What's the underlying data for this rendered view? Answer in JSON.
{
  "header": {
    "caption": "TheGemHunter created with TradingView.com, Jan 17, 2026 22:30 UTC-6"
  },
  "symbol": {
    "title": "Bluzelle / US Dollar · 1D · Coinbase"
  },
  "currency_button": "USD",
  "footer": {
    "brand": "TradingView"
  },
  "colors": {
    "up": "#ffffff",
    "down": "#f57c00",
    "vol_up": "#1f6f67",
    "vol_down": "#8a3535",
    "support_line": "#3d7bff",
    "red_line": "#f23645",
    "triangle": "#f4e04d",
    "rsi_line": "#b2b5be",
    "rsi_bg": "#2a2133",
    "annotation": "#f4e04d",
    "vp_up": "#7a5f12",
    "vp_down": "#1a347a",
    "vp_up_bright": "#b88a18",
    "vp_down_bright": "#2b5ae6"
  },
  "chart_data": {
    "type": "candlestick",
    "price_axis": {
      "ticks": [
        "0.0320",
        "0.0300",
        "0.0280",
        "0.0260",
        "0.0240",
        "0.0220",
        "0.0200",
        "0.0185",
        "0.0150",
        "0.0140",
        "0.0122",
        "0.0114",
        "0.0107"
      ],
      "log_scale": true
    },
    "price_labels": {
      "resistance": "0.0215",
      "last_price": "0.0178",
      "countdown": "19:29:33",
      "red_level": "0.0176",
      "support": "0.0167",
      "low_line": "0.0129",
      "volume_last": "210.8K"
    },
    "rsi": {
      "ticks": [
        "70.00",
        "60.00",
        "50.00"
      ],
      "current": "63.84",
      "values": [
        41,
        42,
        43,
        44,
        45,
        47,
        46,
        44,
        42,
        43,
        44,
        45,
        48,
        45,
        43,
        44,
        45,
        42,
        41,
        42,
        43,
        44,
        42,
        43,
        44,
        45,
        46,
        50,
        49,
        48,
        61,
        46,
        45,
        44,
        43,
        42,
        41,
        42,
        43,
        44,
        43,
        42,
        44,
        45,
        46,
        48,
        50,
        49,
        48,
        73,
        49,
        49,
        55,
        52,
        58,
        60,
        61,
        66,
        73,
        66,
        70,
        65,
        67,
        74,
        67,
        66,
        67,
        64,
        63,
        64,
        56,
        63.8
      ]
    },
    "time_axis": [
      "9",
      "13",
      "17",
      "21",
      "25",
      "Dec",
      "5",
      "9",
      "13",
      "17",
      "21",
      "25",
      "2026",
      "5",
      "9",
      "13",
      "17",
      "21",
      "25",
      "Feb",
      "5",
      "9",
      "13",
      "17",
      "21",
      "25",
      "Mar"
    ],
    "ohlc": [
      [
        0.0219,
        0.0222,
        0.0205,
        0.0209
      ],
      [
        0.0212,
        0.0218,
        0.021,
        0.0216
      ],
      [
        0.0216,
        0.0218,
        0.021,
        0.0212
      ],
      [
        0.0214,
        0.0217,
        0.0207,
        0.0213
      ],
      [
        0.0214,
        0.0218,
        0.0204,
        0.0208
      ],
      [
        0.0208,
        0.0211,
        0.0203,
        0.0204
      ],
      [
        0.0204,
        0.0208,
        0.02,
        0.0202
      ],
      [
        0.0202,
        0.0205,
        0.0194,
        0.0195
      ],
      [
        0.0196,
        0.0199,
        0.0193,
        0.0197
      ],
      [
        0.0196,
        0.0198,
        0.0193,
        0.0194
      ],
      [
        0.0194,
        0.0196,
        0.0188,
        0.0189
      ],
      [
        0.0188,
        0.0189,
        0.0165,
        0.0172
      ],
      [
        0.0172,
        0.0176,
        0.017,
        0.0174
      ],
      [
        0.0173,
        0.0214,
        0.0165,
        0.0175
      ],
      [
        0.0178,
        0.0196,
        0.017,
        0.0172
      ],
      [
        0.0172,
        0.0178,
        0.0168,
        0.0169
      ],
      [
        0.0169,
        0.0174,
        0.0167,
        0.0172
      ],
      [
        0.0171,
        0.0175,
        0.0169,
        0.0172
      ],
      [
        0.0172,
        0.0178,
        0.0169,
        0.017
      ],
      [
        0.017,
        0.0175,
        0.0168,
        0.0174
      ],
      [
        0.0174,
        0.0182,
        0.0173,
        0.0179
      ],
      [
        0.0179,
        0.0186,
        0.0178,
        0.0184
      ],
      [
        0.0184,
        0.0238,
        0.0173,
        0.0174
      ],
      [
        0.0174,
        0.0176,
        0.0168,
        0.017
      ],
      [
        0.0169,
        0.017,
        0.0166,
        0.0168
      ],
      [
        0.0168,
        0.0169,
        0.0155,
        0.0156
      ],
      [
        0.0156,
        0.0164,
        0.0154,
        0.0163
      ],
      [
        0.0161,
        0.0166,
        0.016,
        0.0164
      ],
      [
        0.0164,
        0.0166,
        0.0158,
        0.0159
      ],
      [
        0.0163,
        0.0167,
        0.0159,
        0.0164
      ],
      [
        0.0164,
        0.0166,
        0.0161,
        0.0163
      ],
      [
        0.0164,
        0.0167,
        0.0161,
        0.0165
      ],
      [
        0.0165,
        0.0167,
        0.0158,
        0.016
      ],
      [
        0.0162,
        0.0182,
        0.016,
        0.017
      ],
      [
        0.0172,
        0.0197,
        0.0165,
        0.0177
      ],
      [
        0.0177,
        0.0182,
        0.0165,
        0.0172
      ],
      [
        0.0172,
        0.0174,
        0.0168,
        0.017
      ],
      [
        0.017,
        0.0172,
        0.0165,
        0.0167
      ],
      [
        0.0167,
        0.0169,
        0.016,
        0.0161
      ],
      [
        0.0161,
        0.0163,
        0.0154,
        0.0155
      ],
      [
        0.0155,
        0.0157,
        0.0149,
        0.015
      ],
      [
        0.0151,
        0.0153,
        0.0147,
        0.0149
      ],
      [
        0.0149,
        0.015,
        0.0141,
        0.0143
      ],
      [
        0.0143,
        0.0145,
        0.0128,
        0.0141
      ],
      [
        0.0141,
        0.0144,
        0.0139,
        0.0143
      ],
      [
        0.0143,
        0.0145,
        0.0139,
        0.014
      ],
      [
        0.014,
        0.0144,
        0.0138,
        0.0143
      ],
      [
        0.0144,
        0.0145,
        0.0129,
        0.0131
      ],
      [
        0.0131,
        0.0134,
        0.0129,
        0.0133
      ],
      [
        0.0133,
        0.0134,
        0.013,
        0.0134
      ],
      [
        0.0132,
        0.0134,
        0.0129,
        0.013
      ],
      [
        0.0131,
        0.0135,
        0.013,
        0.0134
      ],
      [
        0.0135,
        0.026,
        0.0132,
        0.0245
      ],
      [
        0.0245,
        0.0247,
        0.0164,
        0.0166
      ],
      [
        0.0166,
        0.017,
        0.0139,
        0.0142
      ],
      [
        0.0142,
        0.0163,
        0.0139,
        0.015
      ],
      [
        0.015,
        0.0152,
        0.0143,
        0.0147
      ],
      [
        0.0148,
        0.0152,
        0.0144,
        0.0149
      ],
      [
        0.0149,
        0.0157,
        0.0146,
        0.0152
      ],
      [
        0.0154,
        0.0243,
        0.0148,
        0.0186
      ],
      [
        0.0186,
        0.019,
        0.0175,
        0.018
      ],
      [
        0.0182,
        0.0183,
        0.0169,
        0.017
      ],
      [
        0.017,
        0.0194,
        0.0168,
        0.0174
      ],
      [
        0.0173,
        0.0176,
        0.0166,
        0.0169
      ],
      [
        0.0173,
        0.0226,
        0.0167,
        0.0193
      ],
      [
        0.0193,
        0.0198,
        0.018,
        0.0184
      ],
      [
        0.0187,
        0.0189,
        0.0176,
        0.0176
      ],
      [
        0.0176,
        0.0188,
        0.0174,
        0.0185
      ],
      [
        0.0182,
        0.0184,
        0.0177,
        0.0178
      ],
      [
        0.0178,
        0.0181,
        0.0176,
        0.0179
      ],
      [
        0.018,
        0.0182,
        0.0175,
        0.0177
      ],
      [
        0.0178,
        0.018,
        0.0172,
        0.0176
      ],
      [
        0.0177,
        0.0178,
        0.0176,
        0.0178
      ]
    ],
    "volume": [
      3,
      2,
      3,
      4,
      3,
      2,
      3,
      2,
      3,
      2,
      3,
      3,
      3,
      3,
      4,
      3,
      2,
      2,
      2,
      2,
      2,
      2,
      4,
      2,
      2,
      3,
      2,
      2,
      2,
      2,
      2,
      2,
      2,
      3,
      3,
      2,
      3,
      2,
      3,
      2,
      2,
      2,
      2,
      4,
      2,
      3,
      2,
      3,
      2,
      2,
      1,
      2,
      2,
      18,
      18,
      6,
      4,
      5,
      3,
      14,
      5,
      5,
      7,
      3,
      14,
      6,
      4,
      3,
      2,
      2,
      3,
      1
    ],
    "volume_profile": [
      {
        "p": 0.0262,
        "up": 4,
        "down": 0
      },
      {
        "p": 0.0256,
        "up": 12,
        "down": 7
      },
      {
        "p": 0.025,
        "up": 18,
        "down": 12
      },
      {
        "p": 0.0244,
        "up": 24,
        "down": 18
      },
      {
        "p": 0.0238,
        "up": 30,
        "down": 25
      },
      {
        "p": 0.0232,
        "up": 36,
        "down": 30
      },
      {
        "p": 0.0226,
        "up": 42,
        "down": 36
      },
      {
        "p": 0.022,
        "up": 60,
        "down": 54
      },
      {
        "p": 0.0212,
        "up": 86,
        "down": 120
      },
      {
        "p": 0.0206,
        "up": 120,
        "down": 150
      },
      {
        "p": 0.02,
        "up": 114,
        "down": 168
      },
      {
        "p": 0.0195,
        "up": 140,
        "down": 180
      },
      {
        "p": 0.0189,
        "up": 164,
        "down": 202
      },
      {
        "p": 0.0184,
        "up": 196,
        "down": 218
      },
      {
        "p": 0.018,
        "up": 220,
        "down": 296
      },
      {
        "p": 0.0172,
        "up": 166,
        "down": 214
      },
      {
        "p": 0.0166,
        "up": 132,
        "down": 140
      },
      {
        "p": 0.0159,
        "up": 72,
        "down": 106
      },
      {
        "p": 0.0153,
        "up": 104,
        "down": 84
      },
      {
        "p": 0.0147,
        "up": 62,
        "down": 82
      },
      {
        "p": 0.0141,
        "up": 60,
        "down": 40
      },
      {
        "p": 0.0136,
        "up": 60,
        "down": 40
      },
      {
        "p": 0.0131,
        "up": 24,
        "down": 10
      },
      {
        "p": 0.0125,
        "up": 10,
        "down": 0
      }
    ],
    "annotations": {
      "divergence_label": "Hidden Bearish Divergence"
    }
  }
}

════

__Your goal__. Report all lines of the data that include the word "TradingView".

__Exercise result__.
    "caption": "TheGemHunter created with TradingView.com, Jan 17, 2026 22:30 UTC-6"
    "brand": "TradingView"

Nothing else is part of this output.